#### [GIVEN INSTRUCTION]
Print all entries precisely as they are written.

#### [MATERIALS PROVIDED]
* * * * * * *

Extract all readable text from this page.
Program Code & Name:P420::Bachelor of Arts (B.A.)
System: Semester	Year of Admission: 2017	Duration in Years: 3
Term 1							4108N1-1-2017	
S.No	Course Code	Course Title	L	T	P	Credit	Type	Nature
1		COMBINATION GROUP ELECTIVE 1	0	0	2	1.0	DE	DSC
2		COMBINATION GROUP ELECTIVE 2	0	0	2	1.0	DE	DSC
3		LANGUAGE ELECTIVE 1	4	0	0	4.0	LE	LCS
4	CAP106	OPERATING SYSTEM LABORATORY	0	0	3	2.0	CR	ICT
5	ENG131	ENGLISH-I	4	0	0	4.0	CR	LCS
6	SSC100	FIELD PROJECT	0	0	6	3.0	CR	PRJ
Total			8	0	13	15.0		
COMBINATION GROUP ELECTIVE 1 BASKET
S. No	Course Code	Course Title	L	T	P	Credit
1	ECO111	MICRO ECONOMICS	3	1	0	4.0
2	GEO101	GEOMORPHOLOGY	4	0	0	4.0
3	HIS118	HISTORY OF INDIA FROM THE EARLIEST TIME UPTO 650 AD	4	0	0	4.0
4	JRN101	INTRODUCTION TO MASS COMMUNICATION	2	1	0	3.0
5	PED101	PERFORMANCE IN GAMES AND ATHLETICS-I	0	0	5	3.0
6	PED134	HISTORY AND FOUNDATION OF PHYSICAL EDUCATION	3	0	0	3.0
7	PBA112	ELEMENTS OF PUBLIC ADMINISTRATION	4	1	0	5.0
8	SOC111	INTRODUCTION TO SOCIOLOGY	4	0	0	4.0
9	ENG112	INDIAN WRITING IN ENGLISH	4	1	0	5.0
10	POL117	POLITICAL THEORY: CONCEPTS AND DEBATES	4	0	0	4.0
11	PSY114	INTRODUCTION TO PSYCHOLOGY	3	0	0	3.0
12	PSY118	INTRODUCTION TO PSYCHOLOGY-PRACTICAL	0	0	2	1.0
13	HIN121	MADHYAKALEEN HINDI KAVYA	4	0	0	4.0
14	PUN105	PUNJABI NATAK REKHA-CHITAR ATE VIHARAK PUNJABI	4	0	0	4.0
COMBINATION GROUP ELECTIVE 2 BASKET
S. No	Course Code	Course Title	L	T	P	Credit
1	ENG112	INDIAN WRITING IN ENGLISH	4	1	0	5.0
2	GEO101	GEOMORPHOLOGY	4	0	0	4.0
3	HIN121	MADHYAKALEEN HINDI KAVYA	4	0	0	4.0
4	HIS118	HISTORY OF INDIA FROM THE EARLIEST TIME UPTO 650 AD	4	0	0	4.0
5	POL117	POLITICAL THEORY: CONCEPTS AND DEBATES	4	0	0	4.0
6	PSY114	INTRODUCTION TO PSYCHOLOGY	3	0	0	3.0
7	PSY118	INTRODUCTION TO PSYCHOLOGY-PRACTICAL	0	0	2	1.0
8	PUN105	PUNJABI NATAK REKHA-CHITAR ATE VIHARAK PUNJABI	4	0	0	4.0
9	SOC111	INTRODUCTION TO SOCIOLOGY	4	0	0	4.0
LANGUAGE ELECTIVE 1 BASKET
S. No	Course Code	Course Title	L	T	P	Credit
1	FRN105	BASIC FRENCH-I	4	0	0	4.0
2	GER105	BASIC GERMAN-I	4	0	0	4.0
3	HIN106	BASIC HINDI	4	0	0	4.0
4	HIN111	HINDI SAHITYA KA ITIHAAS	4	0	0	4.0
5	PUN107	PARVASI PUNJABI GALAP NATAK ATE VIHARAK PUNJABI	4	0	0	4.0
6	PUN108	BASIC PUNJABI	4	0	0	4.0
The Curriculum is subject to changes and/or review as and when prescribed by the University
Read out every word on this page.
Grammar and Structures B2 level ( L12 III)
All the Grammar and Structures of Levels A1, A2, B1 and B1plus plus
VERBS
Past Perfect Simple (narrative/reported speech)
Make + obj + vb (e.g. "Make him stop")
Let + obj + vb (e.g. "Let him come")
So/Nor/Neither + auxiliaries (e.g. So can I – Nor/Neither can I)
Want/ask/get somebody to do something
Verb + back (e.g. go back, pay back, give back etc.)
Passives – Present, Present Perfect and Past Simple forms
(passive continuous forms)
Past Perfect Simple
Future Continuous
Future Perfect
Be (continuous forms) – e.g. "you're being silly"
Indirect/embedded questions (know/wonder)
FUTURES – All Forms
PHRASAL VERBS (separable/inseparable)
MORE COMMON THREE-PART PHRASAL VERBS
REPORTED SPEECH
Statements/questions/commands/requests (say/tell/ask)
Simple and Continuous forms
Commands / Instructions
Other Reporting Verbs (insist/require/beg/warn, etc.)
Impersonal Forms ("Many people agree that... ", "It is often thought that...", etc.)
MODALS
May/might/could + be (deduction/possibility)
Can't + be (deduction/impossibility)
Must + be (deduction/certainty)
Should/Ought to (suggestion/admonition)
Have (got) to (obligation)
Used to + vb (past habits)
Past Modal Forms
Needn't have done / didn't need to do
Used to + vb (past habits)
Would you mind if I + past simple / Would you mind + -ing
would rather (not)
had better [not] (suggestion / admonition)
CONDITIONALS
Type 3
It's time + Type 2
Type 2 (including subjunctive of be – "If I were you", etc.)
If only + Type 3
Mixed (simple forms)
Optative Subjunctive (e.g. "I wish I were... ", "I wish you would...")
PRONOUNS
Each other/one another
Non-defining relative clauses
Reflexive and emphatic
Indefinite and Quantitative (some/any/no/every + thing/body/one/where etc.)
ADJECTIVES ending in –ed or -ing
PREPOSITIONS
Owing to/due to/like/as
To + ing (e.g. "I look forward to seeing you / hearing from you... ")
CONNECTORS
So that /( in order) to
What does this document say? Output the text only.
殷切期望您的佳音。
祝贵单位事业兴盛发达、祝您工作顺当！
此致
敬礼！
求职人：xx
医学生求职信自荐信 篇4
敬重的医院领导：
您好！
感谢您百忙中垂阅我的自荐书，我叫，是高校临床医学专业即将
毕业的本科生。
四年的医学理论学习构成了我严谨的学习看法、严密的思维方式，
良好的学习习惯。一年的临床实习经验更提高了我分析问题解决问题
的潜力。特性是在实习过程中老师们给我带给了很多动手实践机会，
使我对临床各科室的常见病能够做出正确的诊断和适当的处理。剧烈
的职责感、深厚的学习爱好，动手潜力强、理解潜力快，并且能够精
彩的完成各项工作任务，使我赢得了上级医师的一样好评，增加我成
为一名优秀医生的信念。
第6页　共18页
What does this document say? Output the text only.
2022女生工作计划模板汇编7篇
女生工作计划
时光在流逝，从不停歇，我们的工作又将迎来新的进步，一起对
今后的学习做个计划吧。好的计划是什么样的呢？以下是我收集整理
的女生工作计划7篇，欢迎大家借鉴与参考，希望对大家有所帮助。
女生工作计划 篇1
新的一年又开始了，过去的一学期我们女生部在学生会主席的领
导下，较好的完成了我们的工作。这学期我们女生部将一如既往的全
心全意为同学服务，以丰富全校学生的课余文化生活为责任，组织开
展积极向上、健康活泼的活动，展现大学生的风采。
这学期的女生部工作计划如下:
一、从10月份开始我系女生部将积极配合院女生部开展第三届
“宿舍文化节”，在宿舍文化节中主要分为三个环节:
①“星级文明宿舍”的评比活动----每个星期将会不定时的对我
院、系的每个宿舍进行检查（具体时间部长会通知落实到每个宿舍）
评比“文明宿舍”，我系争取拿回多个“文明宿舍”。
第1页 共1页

* * * * * * *

#### [SOLUTION]
Extract all readable text from this page.
Program Code & Name:P420::Bachelor of Arts (B.A.)
System: Semester	Year of Admission: 2017	Duration in Years: 3
Term 1							4108N1-1-2017	
S.No	Course Code	Course Title	L	T	P	Credit	Type	Nature
1		COMBINATION GROUP ELECTIVE 1	0	0	2	1.0	DE	DSC
2		COMBINATION GROUP ELECTIVE 2	0	0	2	1.0	DE	DSC
3		LANGUAGE ELECTIVE 1	4	0	0	4.0	LE	LCS
4	CAP106	OPERATING SYSTEM LABORATORY	0	0	3	2.0	CR	ICT
5	ENG131	ENGLISH-I	4	0	0	4.0	CR	LCS
6	SSC100	FIELD PROJECT	0	0	6	3.0	CR	PRJ
Total			8	0	13	15.0		
COMBINATION GROUP ELECTIVE 1 BASKET
S. No	Course Code	Course Title	L	T	P	Credit
1	ECO111	MICRO ECONOMICS	3	1	0	4.0
2	GEO101	GEOMORPHOLOGY	4	0	0	4.0
3	HIS118	HISTORY OF INDIA FROM THE EARLIEST TIME UPTO 650 AD	4	0	0	4.0
4	JRN101	INTRODUCTION TO MASS COMMUNICATION	2	1	0	3.0
5	PED101	PERFORMANCE IN GAMES AND ATHLETICS-I	0	0	5	3.0
6	PED134	HISTORY AND FOUNDATION OF PHYSICAL EDUCATION	3	0	0	3.0
7	PBA112	ELEMENTS OF PUBLIC ADMINISTRATION	4	1	0	5.0
8	SOC111	INTRODUCTION TO SOCIOLOGY	4	0	0	4.0
9	ENG112	INDIAN WRITING IN ENGLISH	4	1	0	5.0
10	POL117	POLITICAL THEORY: CONCEPTS AND DEBATES	4	0	0	4.0
11	PSY114	INTRODUCTION TO PSYCHOLOGY	3	0	0	3.0
12	PSY118	INTRODUCTION TO PSYCHOLOGY-PRACTICAL	0	0	2	1.0
13	HIN121	MADHYAKALEEN HINDI KAVYA	4	0	0	4.0
14	PUN105	PUNJABI NATAK REKHA-CHITAR ATE VIHARAK PUNJABI	4	0	0	4.0
COMBINATION GROUP ELECTIVE 2 BASKET
S. No	Course Code	Course Title	L	T	P	Credit
1	ENG112	INDIAN WRITING IN ENGLISH	4	1	0	5.0
2	GEO101	GEOMORPHOLOGY	4	0	0	4.0
3	HIN121	MADHYAKALEEN HINDI KAVYA	4	0	0	4.0
4	HIS118	HISTORY OF INDIA FROM THE EARLIEST TIME UPTO 650 AD	4	0	0	4.0
5	POL117	POLITICAL THEORY: CONCEPTS AND DEBATES	4	0	0	4.0
6	PSY114	INTRODUCTION TO PSYCHOLOGY	3	0	0	3.0
7	PSY118	INTRODUCTION TO PSYCHOLOGY-PRACTICAL	0	0	2	1.0
8	PUN105	PUNJABI NATAK REKHA-CHITAR ATE VIHARAK PUNJABI	4	0	0	4.0
9	SOC111	INTRODUCTION TO SOCIOLOGY	4	0	0	4.0
LANGUAGE ELECTIVE 1 BASKET
S. No	Course Code	Course Title	L	T	P	Credit
1	FRN105	BASIC FRENCH-I	4	0	0	4.0
2	GER105	BASIC GERMAN-I	4	0	0	4.0
3	HIN106	BASIC HINDI	4	0	0	4.0
4	HIN111	HINDI SAHITYA KA ITIHAAS	4	0	0	4.0
5	PUN107	PARVASI PUNJABI GALAP NATAK ATE VIHARAK PUNJABI	4	0	0	4.0
6	PUN108	BASIC PUNJABI	4	0	0	4.0
The Curriculum is subject to changes and/or review as and when prescribed by the University
Read out every word on this page.
Grammar and Structures B2 level ( L12 III)
All the Grammar and Structures of Levels A1, A2, B1 and B1plus plus
VERBS
Past Perfect Simple (narrative/reported speech)
Make + obj + vb (e.g. "Make him stop")
Let + obj + vb (e.g. "Let him come")
So/Nor/Neither + auxiliaries (e.g. So can I – Nor/Neither can I)
Want/ask/get somebody to do something
Verb + back (e.g. go back, pay back, give back etc.)
Passives – Present, Present Perfect and Past Simple forms
(passive continuous forms)
Past Perfect Simple
Future Continuous
Future Perfect
Be (continuous forms) – e.g. "you're being silly"
Indirect/embedded questions (know/wonder)
FUTURES – All Forms
PHRASAL VERBS (separable/inseparable)
MORE COMMON THREE-PART PHRASAL VERBS
REPORTED SPEECH
Statements/questions/commands/requests (say/tell/ask)
Simple and Continuous forms
Commands / Instructions
Other Reporting Verbs (insist/require/beg/warn, etc.)
Impersonal Forms ("Many people agree that... ", "It is often thought that...", etc.)
MODALS
May/might/could + be (deduction/possibility)
Can't + be (deduction/impossibility)
Must + be (deduction/certainty)
Should/Ought to (suggestion/admonition)
Have (got) to (obligation)
Used to + vb (past habits)
Past Modal Forms
Needn't have done / didn't need to do
Used to + vb (past habits)
Would you mind if I + past simple / Would you mind + -ing
would rather (not)
had better [not] (suggestion / admonition)
CONDITIONALS
Type 3
It's time + Type 2
Type 2 (including subjunctive of be – "If I were you", etc.)
If only + Type 3
Mixed (simple forms)
Optative Subjunctive (e.g. "I wish I were... ", "I wish you would...")
PRONOUNS
Each other/one another
Non-defining relative clauses
Reflexive and emphatic
Indefinite and Quantitative (some/any/no/every + thing/body/one/where etc.)
ADJECTIVES ending in –ed or -ing
PREPOSITIONS
Owing to/due to/like/as
To + ing (e.g. "I look forward to seeing you / hearing from you... ")
CONNECTORS
So that /( in order) to
What does this document say? Output the text only.
殷切期望您的佳音。
祝贵单位事业兴盛发达、祝您工作顺当！
此致
敬礼！
求职人：xx
医学生求职信自荐信 篇4
敬重的医院领导：
您好！
感谢您百忙中垂阅我的自荐书，我叫，是高校临床医学专业即将
毕业的本科生。
四年的医学理论学习构成了我严谨的学习看法、严密的思维方式，
良好的学习习惯。一年的临床实习经验更提高了我分析问题解决问题
的潜力。特性是在实习过程中老师们给我带给了很多动手实践机会，
使我对临床各科室的常见病能够做出正确的诊断和适当的处理。剧烈
的职责感、深厚的学习爱好，动手潜力强、理解潜力快，并且能够精
彩的完成各项工作任务，使我赢得了上级医师的一样好评，增加我成
为一名优秀医生的信念。
第6页　共18页
What does this document say? Output the text only.
2022女生工作计划模板汇编7篇
女生工作计划
时光在流逝，从不停歇，我们的工作又将迎来新的进步，一起对
今后的学习做个计划吧。好的计划是什么样的呢？以下是我收集整理
的女生工作计划7篇，欢迎大家借鉴与参考，希望对大家有所帮助。
女生工作计划 篇1
新的一年又开始了，过去的一学期我们女生部在学生会主席的领
导下，较好的完成了我们的工作。这学期我们女生部将一如既往的全
心全意为同学服务，以丰富全校学生的课余文化生活为责任，组织开
展积极向上、健康活泼的活动，展现大学生的风采。
这学期的女生部工作计划如下:
一、从10月份开始我系女生部将积极配合院女生部开展第三届
“宿舍文化节”，在宿舍文化节中主要分为三个环节:
①“星级文明宿舍”的评比活动----每个星期将会不定时的对我
院、系的每个宿舍进行检查（具体时间部长会通知落实到每个宿舍）
评比“文明宿舍”，我系争取拿回多个“文明宿舍”。
第1页 共1页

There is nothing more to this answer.